## Entries provided

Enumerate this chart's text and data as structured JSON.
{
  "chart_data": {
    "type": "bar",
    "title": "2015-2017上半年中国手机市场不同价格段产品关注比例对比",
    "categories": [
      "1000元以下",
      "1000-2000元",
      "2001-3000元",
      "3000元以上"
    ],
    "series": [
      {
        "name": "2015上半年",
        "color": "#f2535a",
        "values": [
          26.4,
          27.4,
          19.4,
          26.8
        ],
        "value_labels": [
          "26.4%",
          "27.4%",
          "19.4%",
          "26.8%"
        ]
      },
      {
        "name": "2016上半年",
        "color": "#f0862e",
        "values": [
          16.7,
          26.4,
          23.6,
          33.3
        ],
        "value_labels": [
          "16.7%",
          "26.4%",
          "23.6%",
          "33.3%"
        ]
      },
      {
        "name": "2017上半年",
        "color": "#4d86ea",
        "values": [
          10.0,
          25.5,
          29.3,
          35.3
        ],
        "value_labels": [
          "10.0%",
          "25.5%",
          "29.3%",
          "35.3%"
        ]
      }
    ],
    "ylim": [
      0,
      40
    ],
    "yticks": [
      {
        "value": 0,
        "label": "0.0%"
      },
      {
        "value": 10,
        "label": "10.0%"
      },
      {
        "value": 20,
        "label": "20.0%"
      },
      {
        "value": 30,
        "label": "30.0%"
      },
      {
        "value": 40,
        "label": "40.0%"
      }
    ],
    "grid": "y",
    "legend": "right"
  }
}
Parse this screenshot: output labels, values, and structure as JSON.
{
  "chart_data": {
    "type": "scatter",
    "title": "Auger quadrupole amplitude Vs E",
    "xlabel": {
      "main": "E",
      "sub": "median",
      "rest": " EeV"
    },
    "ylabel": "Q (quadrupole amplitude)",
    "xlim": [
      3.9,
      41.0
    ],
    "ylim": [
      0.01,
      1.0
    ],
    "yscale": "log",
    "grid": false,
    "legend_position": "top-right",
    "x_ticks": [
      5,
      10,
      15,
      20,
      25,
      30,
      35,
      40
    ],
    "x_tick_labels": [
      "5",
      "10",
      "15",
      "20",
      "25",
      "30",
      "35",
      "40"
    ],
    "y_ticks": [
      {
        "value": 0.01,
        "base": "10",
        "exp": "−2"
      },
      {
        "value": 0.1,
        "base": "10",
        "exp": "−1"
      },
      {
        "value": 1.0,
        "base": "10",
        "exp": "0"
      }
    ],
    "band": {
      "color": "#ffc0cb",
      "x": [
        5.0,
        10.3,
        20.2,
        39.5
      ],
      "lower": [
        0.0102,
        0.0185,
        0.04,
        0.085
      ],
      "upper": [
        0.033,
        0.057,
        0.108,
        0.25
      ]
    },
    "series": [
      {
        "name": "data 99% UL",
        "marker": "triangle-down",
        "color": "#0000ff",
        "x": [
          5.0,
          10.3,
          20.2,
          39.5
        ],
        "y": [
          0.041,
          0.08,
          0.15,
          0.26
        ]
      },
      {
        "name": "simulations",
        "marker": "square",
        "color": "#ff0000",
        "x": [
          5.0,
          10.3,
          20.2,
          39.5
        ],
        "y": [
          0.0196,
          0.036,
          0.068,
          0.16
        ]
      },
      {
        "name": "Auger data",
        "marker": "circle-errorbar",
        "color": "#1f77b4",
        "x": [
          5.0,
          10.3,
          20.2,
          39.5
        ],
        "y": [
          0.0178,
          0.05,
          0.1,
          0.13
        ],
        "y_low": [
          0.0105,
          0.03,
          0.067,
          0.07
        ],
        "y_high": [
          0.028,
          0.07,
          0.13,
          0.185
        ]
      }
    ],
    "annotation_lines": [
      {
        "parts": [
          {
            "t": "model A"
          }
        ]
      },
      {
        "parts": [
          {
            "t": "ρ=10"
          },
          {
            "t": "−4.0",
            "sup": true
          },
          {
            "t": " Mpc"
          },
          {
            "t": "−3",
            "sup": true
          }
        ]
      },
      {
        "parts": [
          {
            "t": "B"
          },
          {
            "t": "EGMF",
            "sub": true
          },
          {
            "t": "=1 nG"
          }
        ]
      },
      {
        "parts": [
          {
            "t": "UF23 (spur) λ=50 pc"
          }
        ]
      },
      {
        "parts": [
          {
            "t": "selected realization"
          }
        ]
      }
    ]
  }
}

## Request
Repeat every entry exactly as written above.

## Response
Enumerate this chart's text and data as structured JSON.
{
  "chart_data": {
    "type": "bar",
    "title": "2015-2017上半年中国手机市场不同价格段产品关注比例对比",
    "categories": [
      "1000元以下",
      "1000-2000元",
      "2001-3000元",
      "3000元以上"
    ],
    "series": [
      {
        "name": "2015上半年",
        "color": "#f2535a",
        "values": [
          26.4,
          27.4,
          19.4,
          26.8
        ],
        "value_labels": [
          "26.4%",
          "27.4%",
          "19.4%",
          "26.8%"
        ]
      },
      {
        "name": "2016上半年",
        "color": "#f0862e",
        "values": [
          16.7,
          26.4,
          23.6,
          33.3
        ],
        "value_labels": [
          "16.7%",
          "26.4%",
          "23.6%",
          "33.3%"
        ]
      },
      {
        "name": "2017上半年",
        "color": "#4d86ea",
        "values": [
          10.0,
          25.5,
          29.3,
          35.3
        ],
        "value_labels": [
          "10.0%",
          "25.5%",
          "29.3%",
          "35.3%"
        ]
      }
    ],
    "ylim": [
      0,
      40
    ],
    "yticks": [
      {
        "value": 0,
        "label": "0.0%"
      },
      {
        "value": 10,
        "label": "10.0%"
      },
      {
        "value": 20,
        "label": "20.0%"
      },
      {
        "value": 30,
        "label": "30.0%"
      },
      {
        "value": 40,
        "label": "40.0%"
      }
    ],
    "grid": "y",
    "legend": "right"
  }
}
Parse this screenshot: output labels, values, and structure as JSON.
{
  "chart_data": {
    "type": "scatter",
    "title": "Auger quadrupole amplitude Vs E",
    "xlabel": {
      "main": "E",
      "sub": "median",
      "rest": " EeV"
    },
    "ylabel": "Q (quadrupole amplitude)",
    "xlim": [
      3.9,
      41.0
    ],
    "ylim": [
      0.01,
      1.0
    ],
    "yscale": "log",
    "grid": false,
    "legend_position": "top-right",
    "x_ticks": [
      5,
      10,
      15,
      20,
      25,
      30,
      35,
      40
    ],
    "x_tick_labels": [
      "5",
      "10",
      "15",
      "20",
      "25",
      "30",
      "35",
      "40"
    ],
    "y_ticks": [
      {
        "value": 0.01,
        "base": "10",
        "exp": "−2"
      },
      {
        "value": 0.1,
        "base": "10",
        "exp": "−1"
      },
      {
        "value": 1.0,
        "base": "10",
        "exp": "0"
      }
    ],
    "band": {
      "color": "#ffc0cb",
      "x": [
        5.0,
        10.3,
        20.2,
        39.5
      ],
      "lower": [
        0.0102,
        0.0185,
        0.04,
        0.085
      ],
      "upper": [
        0.033,
        0.057,
        0.108,
        0.25
      ]
    },
    "series": [
      {
        "name": "data 99% UL",
        "marker": "triangle-down",
        "color": "#0000ff",
        "x": [
          5.0,
          10.3,
          20.2,
          39.5
        ],
        "y": [
          0.041,
          0.08,
          0.15,
          0.26
        ]
      },
      {
        "name": "simulations",
        "marker": "square",
        "color": "#ff0000",
        "x": [
          5.0,
          10.3,
          20.2,
          39.5
        ],
        "y": [
          0.0196,
          0.036,
          0.068,
          0.16
        ]
      },
      {
        "name": "Auger data",
        "marker": "circle-errorbar",
        "color": "#1f77b4",
        "x": [
          5.0,
          10.3,
          20.2,
          39.5
        ],
        "y": [
          0.0178,
          0.05,
          0.1,
          0.13
        ],
        "y_low": [
          0.0105,
          0.03,
          0.067,
          0.07
        ],
        "y_high": [
          0.028,
          0.07,
          0.13,
          0.185
        ]
      }
    ],
    "annotation_lines": [
      {
        "parts": [
          {
            "t": "model A"
          }
        ]
      },
      {
        "parts": [
          {
            "t": "ρ=10"
          },
          {
            "t": "−4.0",
            "sup": true
          },
          {
            "t": " Mpc"
          },
          {
            "t": "−3",
            "sup": true
          }
        ]
      },
      {
        "parts": [
          {
            "t": "B"
          },
          {
            "t": "EGMF",
            "sub": true
          },
          {
            "t": "=1 nG"
          }
        ]
      },
      {
        "parts": [
          {
            "t": "UF23 (spur) λ=50 pc"
          }
        ]
      },
      {
        "parts": [
          {
            "t": "selected realization"
          }
        ]
      }
    ]
  }
}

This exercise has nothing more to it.